## begin Provided records

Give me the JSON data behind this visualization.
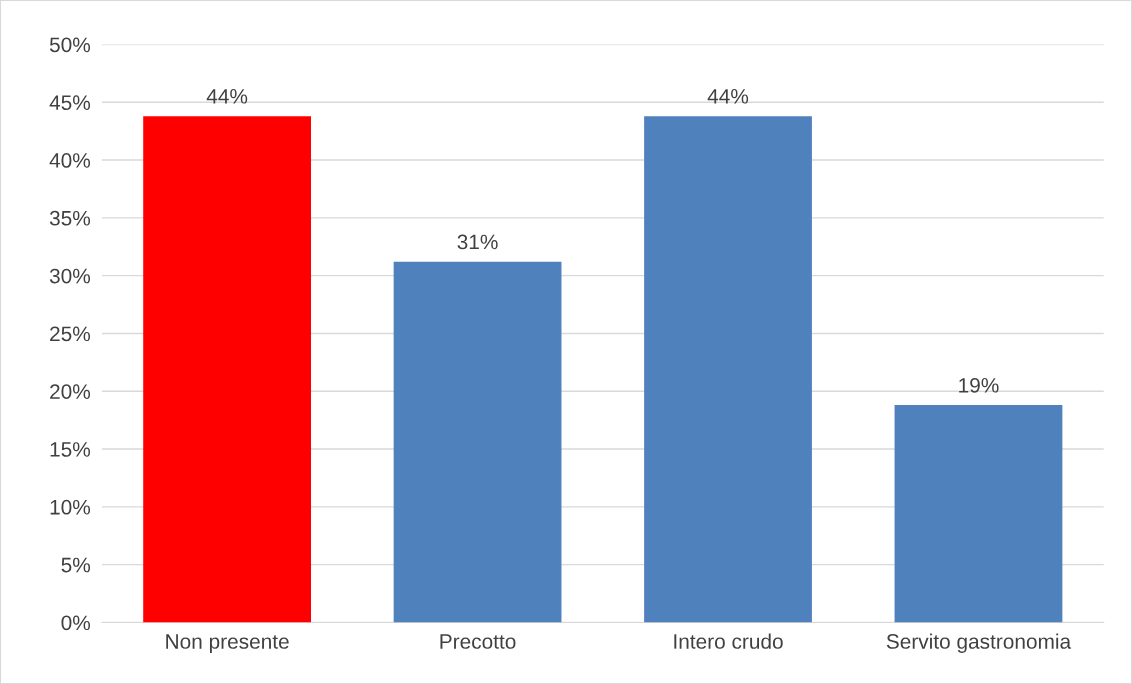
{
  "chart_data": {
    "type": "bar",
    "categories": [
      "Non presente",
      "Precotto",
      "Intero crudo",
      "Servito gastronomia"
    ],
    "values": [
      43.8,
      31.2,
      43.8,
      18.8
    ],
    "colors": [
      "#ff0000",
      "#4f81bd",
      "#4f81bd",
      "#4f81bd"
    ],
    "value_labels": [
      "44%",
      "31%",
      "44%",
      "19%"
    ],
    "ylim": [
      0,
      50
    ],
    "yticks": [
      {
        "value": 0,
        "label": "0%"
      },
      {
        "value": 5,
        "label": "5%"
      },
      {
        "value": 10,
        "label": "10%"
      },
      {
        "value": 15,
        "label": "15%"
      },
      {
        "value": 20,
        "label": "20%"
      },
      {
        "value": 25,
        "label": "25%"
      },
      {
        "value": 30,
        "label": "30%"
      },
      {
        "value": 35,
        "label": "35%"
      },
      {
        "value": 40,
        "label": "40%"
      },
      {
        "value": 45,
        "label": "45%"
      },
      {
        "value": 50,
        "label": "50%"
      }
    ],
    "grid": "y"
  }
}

## end Provided records

▶ [Written instruction] Leave the pictures out and output the rest of the listing exactly.

▶ [Task response]
Give me the JSON data behind this visualization.
{
  "chart_data": {
    "type": "bar",
    "categories": [
      "Non presente",
      "Precotto",
      "Intero crudo",
      "Servito gastronomia"
    ],
    "values": [
      43.8,
      31.2,
      43.8,
      18.8
    ],
    "colors": [
      "#ff0000",
      "#4f81bd",
      "#4f81bd",
      "#4f81bd"
    ],
    "value_labels": [
      "44%",
      "31%",
      "44%",
      "19%"
    ],
    "ylim": [
      0,
      50
    ],
    "yticks": [
      {
        "value": 0,
        "label": "0%"
      },
      {
        "value": 5,
        "label": "5%"
      },
      {
        "value": 10,
        "label": "10%"
      },
      {
        "value": 15,
        "label": "15%"
      },
      {
        "value": 20,
        "label": "20%"
      },
      {
        "value": 25,
        "label": "25%"
      },
      {
        "value": 30,
        "label": "30%"
      },
      {
        "value": 35,
        "label": "35%"
      },
      {
        "value": 40,
        "label": "40%"
      },
      {
        "value": 45,
        "label": "45%"
      },
      {
        "value": 50,
        "label": "50%"
      }
    ],
    "grid": "y"
  }
}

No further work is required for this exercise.